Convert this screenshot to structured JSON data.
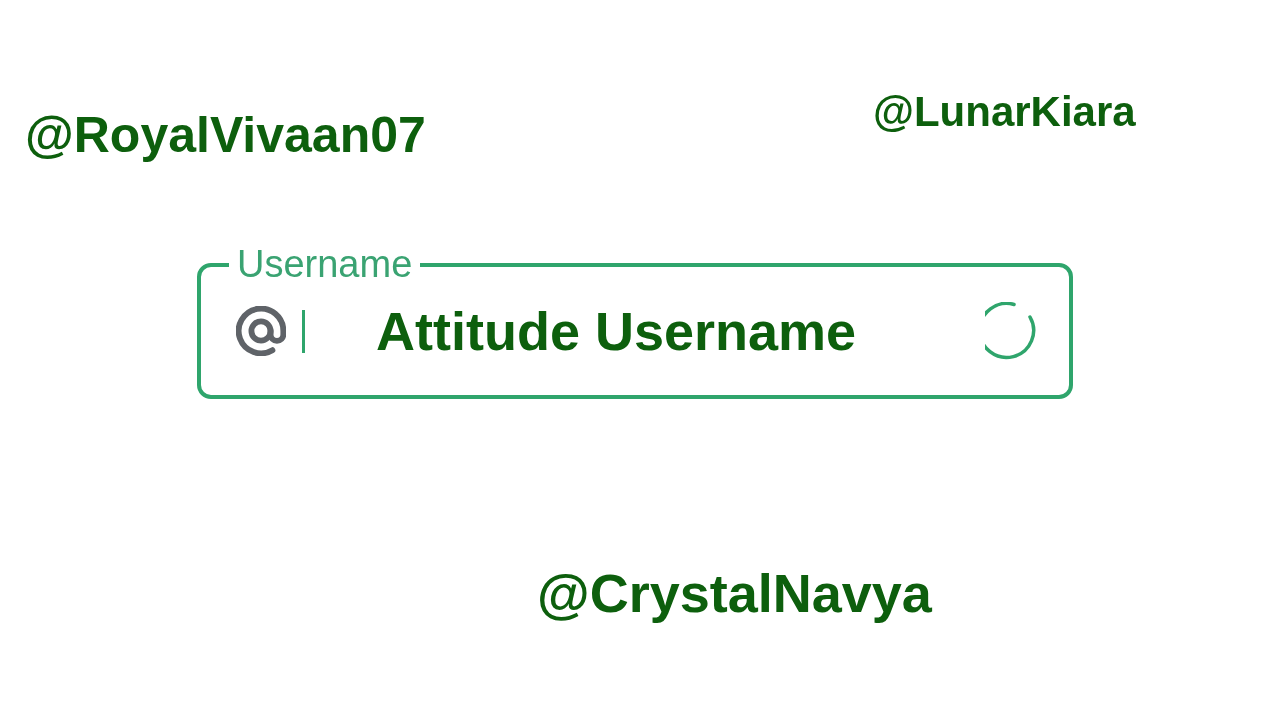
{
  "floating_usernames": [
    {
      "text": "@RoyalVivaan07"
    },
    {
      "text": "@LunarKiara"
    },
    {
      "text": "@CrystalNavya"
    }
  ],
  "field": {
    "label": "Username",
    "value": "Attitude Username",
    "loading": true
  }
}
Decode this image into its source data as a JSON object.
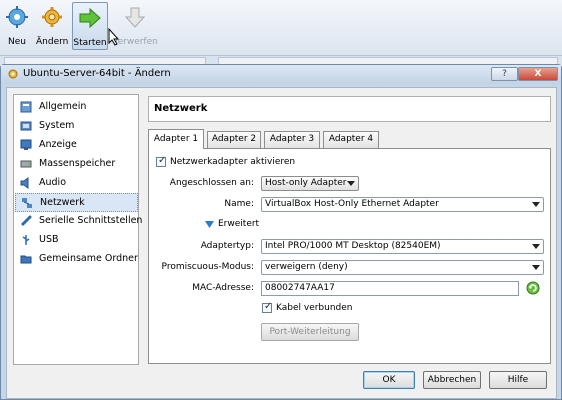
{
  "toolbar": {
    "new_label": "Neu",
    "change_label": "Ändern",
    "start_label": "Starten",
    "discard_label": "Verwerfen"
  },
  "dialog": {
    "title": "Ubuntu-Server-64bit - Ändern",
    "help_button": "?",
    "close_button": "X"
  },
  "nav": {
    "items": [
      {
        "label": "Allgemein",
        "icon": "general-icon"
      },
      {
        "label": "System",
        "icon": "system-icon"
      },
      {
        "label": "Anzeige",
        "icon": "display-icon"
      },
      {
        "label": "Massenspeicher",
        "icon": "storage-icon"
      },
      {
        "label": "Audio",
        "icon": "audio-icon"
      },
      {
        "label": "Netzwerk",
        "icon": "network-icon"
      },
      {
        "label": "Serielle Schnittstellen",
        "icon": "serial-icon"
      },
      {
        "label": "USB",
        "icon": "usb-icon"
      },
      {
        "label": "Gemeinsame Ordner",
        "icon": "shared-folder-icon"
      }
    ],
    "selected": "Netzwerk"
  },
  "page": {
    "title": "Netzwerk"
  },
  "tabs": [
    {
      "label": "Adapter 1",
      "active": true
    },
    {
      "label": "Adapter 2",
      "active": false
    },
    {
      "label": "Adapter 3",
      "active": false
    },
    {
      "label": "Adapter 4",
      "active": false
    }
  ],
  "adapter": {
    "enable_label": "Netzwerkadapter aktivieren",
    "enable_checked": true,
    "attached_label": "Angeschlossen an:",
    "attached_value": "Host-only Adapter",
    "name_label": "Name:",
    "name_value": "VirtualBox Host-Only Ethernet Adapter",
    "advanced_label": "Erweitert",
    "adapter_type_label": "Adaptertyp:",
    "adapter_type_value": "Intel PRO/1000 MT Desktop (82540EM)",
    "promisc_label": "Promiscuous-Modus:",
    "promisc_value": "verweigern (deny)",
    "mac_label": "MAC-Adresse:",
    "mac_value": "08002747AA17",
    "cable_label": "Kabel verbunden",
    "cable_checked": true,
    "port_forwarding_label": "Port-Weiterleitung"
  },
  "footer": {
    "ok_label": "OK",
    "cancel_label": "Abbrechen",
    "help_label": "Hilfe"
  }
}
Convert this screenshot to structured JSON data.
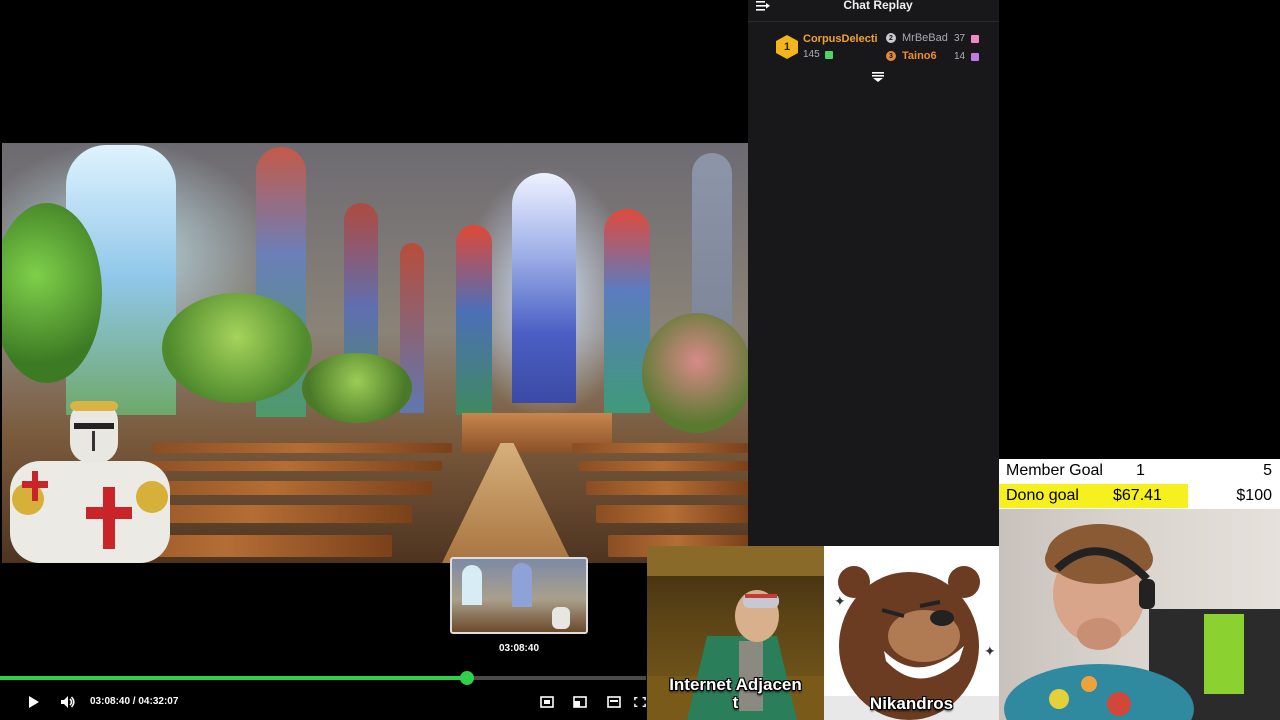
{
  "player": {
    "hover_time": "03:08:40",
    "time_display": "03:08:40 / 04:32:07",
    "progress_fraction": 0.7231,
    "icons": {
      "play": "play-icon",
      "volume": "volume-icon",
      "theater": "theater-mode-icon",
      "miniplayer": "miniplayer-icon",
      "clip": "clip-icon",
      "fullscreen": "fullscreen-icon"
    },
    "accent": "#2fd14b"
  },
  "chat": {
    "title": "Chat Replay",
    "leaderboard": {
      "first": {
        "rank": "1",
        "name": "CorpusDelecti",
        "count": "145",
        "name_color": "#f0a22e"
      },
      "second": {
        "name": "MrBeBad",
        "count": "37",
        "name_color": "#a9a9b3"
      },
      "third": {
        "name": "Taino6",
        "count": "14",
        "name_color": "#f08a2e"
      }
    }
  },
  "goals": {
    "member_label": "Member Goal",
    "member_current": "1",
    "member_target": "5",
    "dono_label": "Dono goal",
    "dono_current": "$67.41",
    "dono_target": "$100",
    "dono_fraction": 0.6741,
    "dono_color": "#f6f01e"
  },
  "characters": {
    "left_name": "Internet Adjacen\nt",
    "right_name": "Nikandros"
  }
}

==

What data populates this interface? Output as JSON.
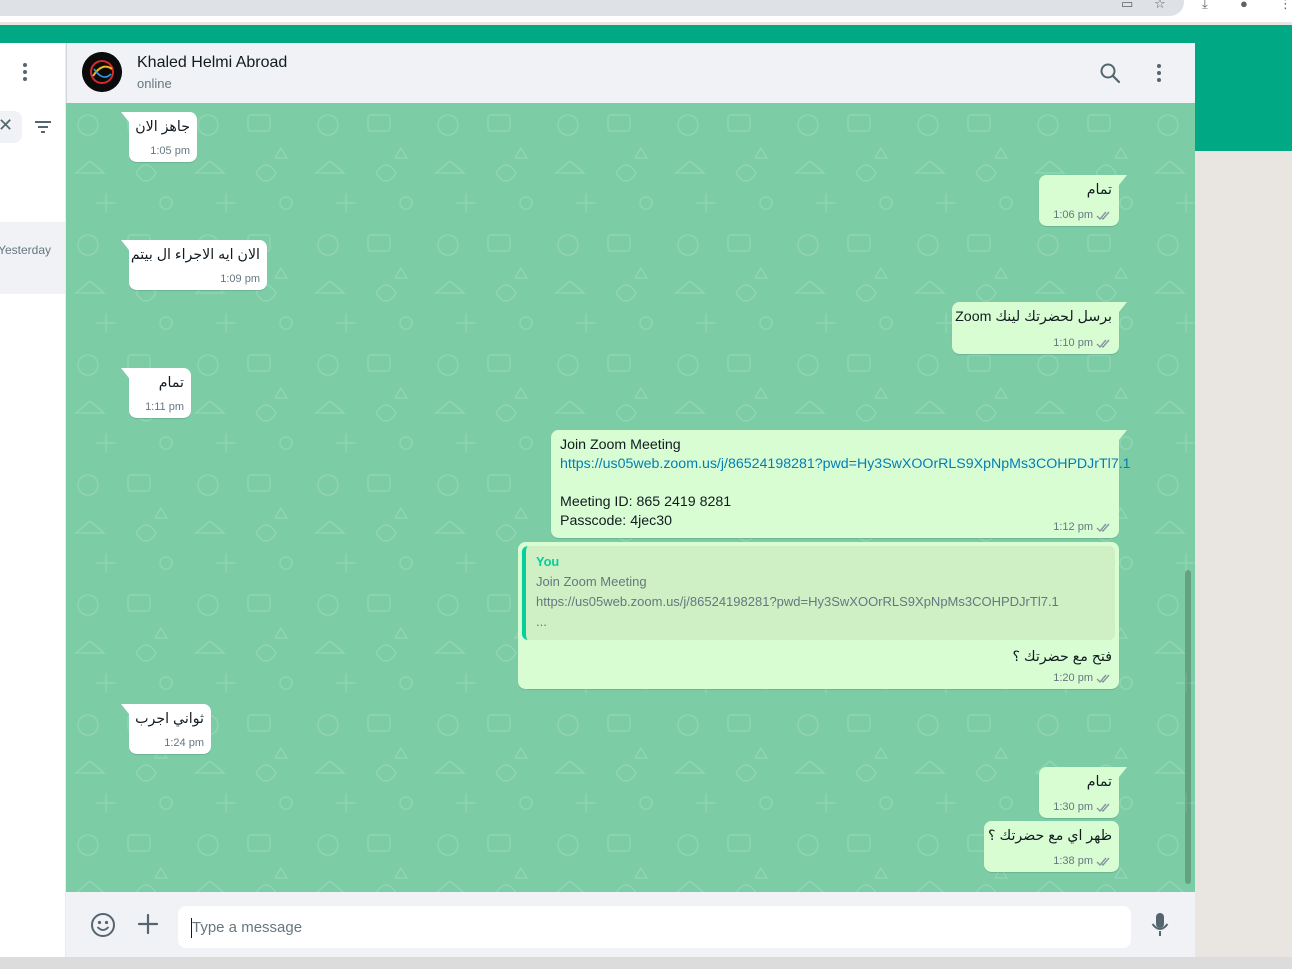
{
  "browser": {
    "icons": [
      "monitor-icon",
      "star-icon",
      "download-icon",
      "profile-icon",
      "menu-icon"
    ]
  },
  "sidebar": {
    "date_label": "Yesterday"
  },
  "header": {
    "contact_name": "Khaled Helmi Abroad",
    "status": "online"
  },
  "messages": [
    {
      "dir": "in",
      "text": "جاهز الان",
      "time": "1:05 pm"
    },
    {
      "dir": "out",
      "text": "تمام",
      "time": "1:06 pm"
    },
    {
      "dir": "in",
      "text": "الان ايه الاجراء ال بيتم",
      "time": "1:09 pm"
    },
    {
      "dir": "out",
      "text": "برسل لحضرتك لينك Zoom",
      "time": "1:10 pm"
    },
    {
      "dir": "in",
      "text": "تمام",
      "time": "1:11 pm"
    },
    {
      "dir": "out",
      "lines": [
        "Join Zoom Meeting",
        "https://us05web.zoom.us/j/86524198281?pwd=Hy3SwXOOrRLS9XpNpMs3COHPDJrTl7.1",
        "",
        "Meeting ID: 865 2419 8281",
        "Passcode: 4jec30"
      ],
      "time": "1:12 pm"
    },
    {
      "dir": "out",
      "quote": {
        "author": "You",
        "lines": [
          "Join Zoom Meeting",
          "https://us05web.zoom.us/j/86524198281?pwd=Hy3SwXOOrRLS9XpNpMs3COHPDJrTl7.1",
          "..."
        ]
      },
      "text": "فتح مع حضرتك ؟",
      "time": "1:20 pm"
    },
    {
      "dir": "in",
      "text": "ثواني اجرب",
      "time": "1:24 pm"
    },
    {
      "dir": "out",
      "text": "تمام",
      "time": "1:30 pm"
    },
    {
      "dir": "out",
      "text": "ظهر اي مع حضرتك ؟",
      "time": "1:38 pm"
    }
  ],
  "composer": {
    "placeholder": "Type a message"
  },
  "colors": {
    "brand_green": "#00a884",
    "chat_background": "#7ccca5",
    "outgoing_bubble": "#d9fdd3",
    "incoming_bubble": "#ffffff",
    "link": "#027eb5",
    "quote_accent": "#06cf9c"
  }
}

---

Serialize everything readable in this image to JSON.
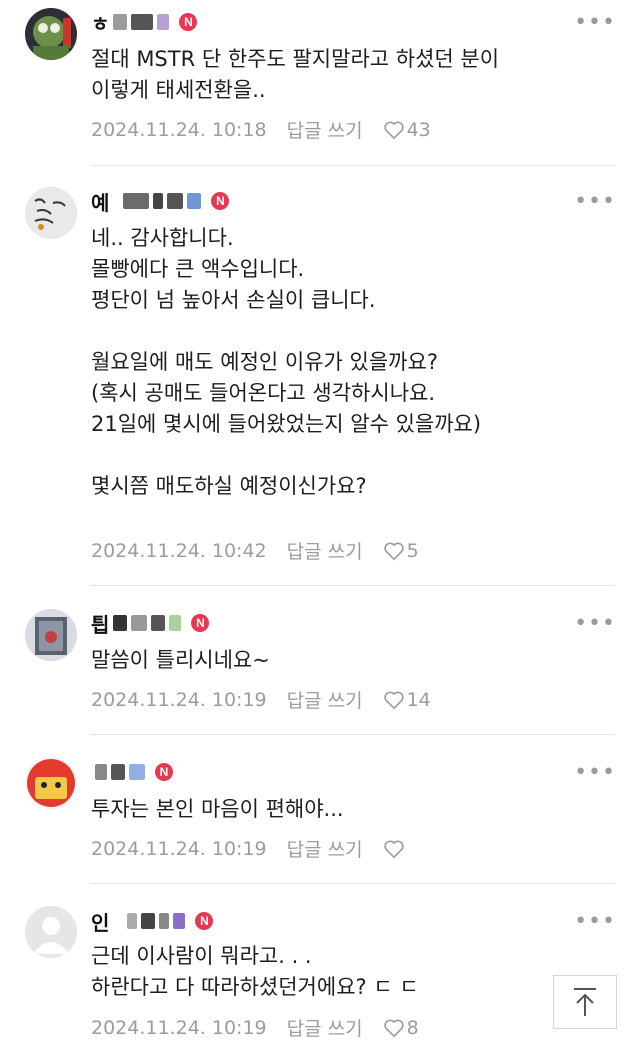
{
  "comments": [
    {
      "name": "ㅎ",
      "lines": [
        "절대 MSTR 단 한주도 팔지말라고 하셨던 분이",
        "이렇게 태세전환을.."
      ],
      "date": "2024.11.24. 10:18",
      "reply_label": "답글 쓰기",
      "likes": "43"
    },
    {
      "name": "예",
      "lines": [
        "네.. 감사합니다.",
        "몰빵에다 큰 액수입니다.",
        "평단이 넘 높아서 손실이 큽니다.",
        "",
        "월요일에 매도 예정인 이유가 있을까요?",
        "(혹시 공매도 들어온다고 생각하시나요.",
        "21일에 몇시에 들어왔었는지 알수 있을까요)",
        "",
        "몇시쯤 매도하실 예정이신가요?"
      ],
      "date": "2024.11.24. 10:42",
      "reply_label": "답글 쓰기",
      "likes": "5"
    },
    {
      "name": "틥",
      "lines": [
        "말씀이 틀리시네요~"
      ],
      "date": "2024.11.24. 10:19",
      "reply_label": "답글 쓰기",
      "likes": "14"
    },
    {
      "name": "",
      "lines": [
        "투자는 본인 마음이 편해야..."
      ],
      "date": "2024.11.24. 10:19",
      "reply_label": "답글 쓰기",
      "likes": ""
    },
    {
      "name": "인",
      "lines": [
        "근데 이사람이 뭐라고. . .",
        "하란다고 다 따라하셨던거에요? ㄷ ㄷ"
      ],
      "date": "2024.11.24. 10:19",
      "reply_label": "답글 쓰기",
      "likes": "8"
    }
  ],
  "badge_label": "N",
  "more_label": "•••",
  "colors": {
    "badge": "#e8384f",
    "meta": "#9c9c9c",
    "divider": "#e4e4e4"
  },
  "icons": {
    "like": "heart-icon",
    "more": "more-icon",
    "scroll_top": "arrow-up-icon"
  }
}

*Task objective*: Search the listing above for the string "title". Copy every line that contains it.

*Task solution*:
    "title": "Ubuntu-Server-64bit - Ändern",
    "title": "Netzwerk"
    "title": "Chat Replay",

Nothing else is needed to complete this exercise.